TASK GOAL
Look over the lines below. Report each one that includes the string "VIEW".

DATA RECORDS
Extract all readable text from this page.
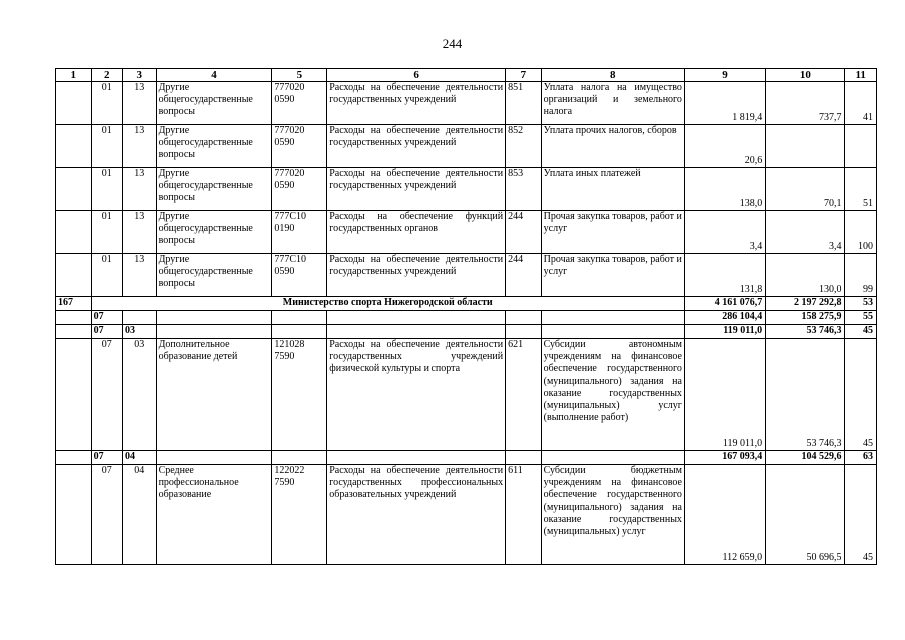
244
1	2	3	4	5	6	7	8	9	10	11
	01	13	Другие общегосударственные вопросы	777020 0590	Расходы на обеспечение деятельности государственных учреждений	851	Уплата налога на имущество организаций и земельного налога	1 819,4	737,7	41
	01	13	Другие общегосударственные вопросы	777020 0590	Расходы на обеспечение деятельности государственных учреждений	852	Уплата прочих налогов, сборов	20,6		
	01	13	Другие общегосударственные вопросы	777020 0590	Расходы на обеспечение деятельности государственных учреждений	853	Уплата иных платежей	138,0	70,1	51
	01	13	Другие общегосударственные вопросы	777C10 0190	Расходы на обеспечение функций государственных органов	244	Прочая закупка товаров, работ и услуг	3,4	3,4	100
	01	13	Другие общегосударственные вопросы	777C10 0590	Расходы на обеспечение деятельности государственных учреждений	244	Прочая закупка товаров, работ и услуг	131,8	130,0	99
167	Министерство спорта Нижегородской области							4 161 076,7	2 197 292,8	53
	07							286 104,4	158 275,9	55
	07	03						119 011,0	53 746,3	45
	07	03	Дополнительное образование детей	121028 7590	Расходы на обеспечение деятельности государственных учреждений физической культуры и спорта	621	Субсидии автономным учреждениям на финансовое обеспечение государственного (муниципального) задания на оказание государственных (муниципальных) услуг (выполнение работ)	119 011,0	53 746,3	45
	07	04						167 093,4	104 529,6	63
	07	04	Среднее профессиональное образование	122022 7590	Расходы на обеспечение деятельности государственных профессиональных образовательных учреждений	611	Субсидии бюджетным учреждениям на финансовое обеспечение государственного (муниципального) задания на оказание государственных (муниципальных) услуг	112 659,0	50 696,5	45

...

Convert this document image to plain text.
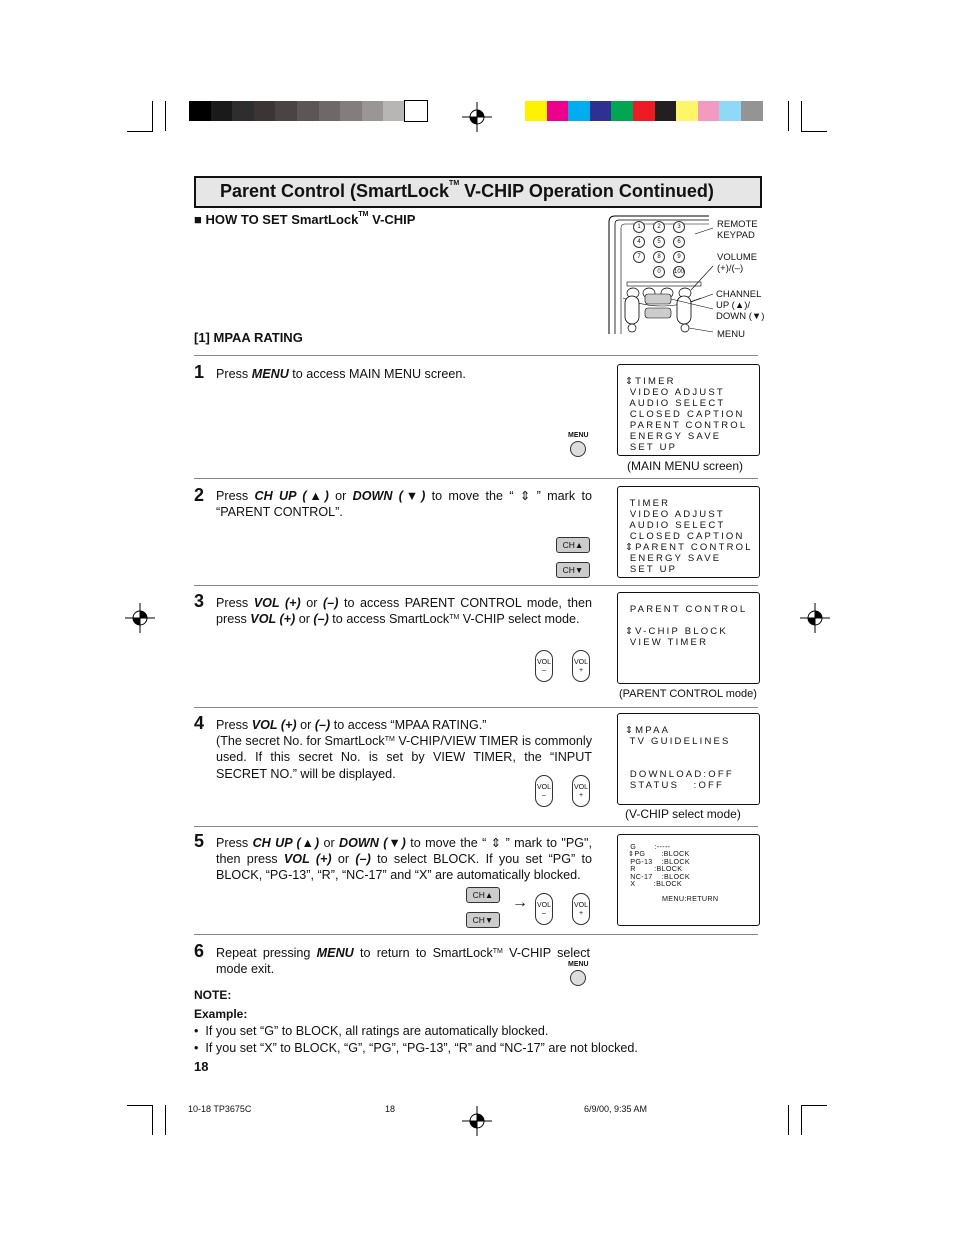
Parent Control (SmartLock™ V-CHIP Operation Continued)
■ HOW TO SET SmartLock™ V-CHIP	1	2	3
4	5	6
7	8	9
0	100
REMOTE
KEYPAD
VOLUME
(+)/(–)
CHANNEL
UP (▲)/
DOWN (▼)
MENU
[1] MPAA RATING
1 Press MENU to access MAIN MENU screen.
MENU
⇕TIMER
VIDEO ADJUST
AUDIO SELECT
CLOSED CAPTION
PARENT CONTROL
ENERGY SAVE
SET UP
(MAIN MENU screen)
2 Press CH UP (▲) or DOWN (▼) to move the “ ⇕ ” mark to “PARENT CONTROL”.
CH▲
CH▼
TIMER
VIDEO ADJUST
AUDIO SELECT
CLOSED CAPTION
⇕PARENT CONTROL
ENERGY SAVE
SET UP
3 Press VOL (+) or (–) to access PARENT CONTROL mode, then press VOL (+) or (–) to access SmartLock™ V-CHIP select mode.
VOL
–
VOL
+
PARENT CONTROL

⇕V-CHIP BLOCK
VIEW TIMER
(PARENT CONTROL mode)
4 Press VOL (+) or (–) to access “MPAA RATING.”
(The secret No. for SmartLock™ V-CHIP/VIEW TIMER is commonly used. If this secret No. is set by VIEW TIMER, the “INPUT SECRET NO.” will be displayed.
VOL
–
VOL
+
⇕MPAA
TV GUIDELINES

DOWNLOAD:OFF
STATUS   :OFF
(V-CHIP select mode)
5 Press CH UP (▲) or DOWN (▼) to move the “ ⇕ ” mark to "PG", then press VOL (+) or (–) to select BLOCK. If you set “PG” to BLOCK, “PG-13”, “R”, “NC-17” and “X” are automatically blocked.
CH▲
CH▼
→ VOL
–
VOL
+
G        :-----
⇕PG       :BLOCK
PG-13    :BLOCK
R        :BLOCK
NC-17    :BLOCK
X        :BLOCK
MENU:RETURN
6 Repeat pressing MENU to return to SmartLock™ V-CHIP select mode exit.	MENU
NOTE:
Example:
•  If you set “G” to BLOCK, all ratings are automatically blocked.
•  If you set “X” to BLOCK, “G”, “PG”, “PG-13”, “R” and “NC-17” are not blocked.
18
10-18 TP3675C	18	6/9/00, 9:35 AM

EXERCISE SOLUTION
VIEW TIMER
(The secret No. for SmartLock™ V-CHIP/VIEW TIMER is commonly used. If this secret No. is set by VIEW TIMER, the “INPUT SECRET NO.” will be displayed.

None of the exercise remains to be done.